LISTED ENTRIES:

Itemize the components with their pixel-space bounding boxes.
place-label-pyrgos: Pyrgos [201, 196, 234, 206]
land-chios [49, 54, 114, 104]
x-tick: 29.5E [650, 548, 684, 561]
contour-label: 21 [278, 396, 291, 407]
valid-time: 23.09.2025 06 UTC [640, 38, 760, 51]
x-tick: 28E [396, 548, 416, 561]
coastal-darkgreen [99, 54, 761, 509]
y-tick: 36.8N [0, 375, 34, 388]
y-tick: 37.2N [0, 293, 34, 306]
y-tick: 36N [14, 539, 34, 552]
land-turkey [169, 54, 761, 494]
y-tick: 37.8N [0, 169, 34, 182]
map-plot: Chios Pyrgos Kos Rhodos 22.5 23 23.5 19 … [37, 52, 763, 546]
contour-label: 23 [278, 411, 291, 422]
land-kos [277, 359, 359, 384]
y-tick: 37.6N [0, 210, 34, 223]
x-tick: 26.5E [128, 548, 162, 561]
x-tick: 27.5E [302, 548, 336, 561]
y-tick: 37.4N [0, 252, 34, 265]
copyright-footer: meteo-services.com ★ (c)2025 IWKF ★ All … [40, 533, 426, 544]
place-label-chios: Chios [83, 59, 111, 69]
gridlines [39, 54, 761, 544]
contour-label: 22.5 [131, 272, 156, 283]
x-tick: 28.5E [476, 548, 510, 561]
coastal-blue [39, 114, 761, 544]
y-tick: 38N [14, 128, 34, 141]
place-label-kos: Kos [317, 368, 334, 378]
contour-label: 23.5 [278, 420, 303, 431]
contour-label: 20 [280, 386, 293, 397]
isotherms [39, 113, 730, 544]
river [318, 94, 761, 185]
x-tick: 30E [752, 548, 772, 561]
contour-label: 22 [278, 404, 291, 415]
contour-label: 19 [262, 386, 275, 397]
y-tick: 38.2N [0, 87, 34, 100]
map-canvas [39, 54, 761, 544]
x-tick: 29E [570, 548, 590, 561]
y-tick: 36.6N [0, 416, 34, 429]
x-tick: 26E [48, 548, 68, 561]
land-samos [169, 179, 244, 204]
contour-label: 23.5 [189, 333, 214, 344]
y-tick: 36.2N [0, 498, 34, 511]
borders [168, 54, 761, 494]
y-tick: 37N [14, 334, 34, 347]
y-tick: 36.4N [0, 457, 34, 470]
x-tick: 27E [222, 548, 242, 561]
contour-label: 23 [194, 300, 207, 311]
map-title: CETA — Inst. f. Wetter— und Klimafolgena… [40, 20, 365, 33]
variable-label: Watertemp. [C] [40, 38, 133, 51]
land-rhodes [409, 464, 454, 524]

WHAT TO WORK ON: Rewrite the lines above as a Markdown table with two columns, "Number" and "Text", numbering each line and omitting any blank lines.

THE ANSWER:
| Number | Text |
|---|---|
| 1 | Itemize the components with their pixel-space bounding boxes. |
| 2 | place-label-pyrgos: Pyrgos [201, 196, 234, 206] |
| 3 | land-chios [49, 54, 114, 104] |
| 4 | x-tick: 29.5E [650, 548, 684, 561] |
| 5 | contour-label: 21 [278, 396, 291, 407] |
| 6 | valid-time: 23.09.2025 06 UTC [640, 38, 760, 51] |
| 7 | x-tick: 28E [396, 548, 416, 561] |
| 8 | coastal-darkgreen [99, 54, 761, 509] |
| 9 | y-tick: 36.8N [0, 375, 34, 388] |
| 10 | y-tick: 37.2N [0, 293, 34, 306] |
| 11 | y-tick: 36N [14, 539, 34, 552] |
| 12 | land-turkey [169, 54, 761, 494] |
| 13 | y-tick: 37.8N [0, 169, 34, 182] |
| 14 | map-plot: Chios Pyrgos Kos Rhodos 22.5 23 23.5 19 … [37, 52, 763, 546] |
| 15 | contour-label: 23 [278, 411, 291, 422] |
| 16 | land-kos [277, 359, 359, 384] |
| 17 | y-tick: 37.6N [0, 210, 34, 223] |
| 18 | x-tick: 26.5E [128, 548, 162, 561] |
| 19 | x-tick: 27.5E [302, 548, 336, 561] |
| 20 | y-tick: 37.4N [0, 252, 34, 265] |
| 21 | copyright-footer: meteo-services.com ★ (c)2025 IWKF ★ All … [40, 533, 426, 544] |
| 22 | place-label-chios: Chios [83, 59, 111, 69] |
| 23 | gridlines [39, 54, 761, 544] |
| 24 | contour-label: 22.5 [131, 272, 156, 283] |
| 25 | x-tick: 28.5E [476, 548, 510, 561] |
| 26 | coastal-blue [39, 114, 761, 544] |
| 27 | y-tick: 38N [14, 128, 34, 141] |
| 28 | place-label-kos: Kos [317, 368, 334, 378] |
| 29 | contour-label: 23.5 [278, 420, 303, 431] |
| 30 | contour-label: 20 [280, 386, 293, 397] |
| 31 | isotherms [39, 113, 730, 544] |
| 32 | river [318, 94, 761, 185] |
| 33 | x-tick: 30E [752, 548, 772, 561] |
| 34 | contour-label: 22 [278, 404, 291, 415] |
| 35 | contour-label: 19 [262, 386, 275, 397] |
| 36 | y-tick: 38.2N [0, 87, 34, 100] |
| 37 | map-canvas [39, 54, 761, 544] |
| 38 | x-tick: 29E [570, 548, 590, 561] |
| 39 | y-tick: 36.6N [0, 416, 34, 429] |
| 40 | x-tick: 26E [48, 548, 68, 561] |
| 41 | land-samos [169, 179, 244, 204] |
| 42 | contour-label: 23.5 [189, 333, 214, 344] |
| 43 | y-tick: 36.2N [0, 498, 34, 511] |
| 44 | borders [168, 54, 761, 494] |
| 45 | y-tick: 37N [14, 334, 34, 347] |
| 46 | y-tick: 36.4N [0, 457, 34, 470] |
| 47 | x-tick: 27E [222, 548, 242, 561] |
| 48 | contour-label: 23 [194, 300, 207, 311] |
| 49 | map-title: CETA — Inst. f. Wetter— und Klimafolgena… [40, 20, 365, 33] |
| 50 | variable-label: Watertemp. [C] [40, 38, 133, 51] |
| 51 | land-rhodes [409, 464, 454, 524] |